EXERCISE GOAL.
Where a line of the listing below includes the word "state", reproduce that line.

Stored data
------------------------------

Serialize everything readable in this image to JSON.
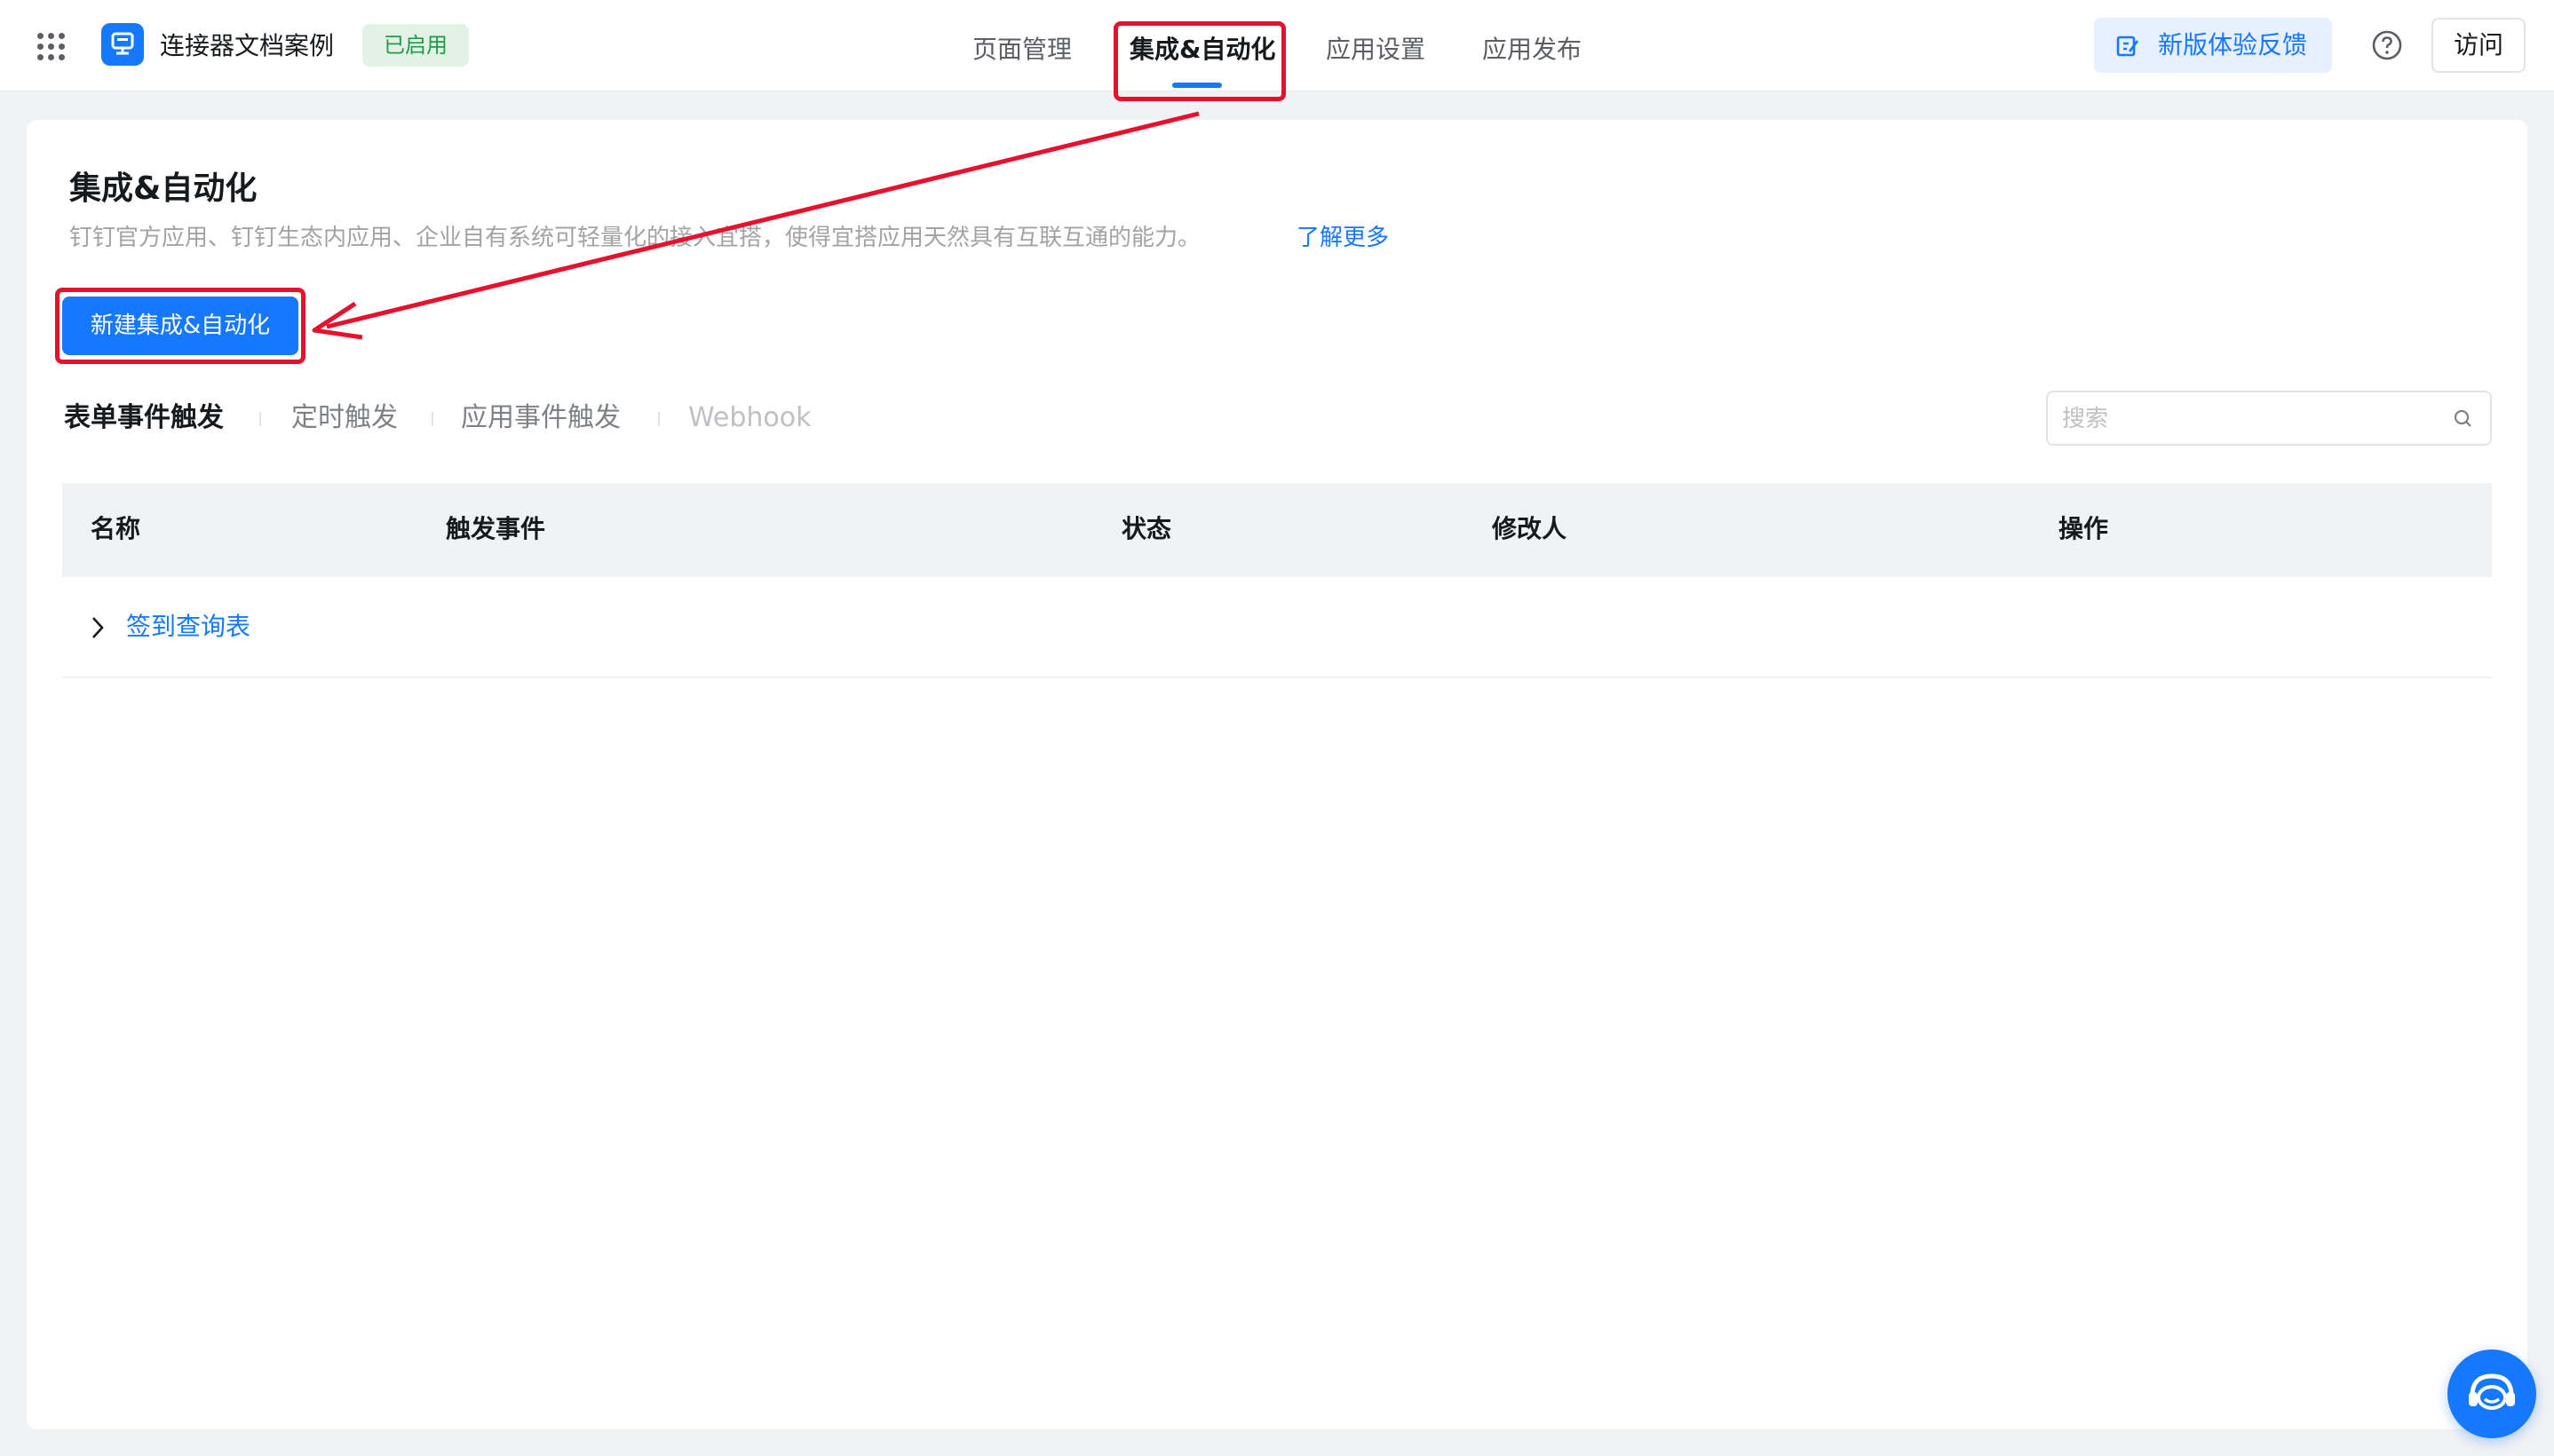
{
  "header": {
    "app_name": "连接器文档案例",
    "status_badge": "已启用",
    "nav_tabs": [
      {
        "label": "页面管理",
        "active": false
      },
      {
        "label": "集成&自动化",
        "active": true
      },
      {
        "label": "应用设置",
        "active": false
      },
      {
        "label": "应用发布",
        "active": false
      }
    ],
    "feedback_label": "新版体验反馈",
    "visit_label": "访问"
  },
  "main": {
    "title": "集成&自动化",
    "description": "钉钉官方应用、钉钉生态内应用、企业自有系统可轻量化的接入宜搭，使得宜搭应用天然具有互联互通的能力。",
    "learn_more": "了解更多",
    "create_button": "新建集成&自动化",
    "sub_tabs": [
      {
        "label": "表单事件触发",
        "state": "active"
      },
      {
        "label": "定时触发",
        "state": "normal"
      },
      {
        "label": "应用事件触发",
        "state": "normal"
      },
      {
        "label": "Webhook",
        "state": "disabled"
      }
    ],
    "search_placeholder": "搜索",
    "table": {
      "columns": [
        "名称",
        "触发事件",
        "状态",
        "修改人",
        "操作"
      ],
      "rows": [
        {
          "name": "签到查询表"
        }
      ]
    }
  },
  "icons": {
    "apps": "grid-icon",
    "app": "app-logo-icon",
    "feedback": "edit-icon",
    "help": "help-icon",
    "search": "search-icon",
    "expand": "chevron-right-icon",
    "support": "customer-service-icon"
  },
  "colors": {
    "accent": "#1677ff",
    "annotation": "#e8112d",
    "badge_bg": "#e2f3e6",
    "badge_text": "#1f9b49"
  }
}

------------------------------

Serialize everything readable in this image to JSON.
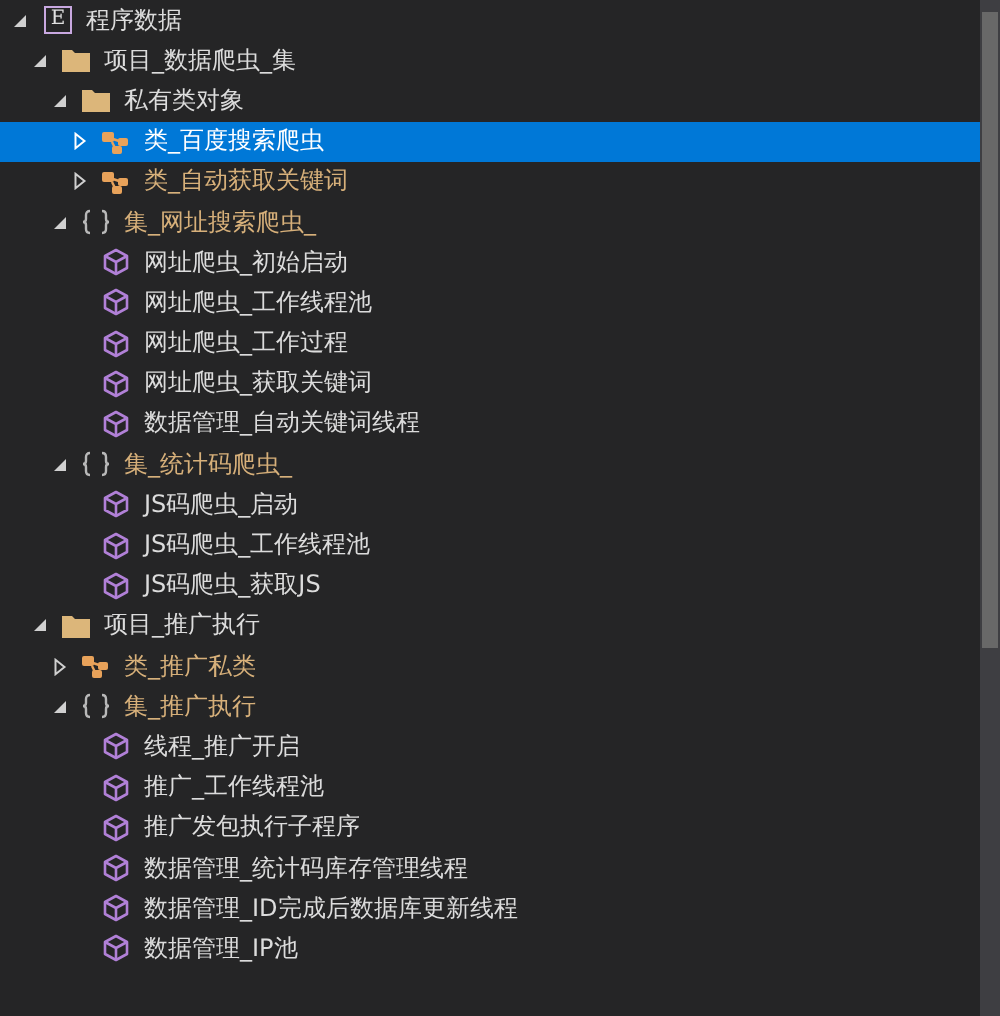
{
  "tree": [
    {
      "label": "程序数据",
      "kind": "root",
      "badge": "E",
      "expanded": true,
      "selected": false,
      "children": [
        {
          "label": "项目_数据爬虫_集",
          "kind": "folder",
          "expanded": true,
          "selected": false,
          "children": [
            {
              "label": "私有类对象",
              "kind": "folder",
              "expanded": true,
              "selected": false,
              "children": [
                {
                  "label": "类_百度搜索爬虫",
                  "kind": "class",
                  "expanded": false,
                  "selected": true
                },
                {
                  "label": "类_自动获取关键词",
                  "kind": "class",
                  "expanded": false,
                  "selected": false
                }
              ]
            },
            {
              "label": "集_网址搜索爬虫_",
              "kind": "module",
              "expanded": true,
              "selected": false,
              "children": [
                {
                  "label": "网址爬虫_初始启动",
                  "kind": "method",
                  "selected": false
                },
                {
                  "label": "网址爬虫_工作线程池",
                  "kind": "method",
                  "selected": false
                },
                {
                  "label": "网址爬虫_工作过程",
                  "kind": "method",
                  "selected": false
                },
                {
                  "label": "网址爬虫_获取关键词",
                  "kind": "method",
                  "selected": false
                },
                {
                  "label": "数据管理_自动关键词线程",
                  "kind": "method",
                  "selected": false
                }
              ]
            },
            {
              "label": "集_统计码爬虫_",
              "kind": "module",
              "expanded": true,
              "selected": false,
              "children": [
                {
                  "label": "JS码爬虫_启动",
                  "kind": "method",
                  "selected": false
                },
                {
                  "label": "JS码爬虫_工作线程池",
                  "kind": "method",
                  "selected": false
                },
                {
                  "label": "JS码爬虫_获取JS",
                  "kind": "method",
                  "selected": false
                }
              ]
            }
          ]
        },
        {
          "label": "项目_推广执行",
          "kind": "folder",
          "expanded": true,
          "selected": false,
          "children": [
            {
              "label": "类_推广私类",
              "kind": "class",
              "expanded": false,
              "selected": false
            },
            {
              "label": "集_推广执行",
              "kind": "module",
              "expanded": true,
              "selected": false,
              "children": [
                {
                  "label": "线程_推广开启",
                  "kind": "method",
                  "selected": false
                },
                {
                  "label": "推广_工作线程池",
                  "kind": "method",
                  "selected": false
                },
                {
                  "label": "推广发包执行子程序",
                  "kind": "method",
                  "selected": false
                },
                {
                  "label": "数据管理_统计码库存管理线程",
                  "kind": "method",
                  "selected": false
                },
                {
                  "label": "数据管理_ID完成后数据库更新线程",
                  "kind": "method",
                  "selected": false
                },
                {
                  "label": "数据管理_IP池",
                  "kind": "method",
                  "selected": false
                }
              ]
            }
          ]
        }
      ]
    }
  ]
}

------------------------------

THE COMPLETED TASK.
        "state": "active"
        "state": "normal"
        "state": "normal"
        "state": "disabled"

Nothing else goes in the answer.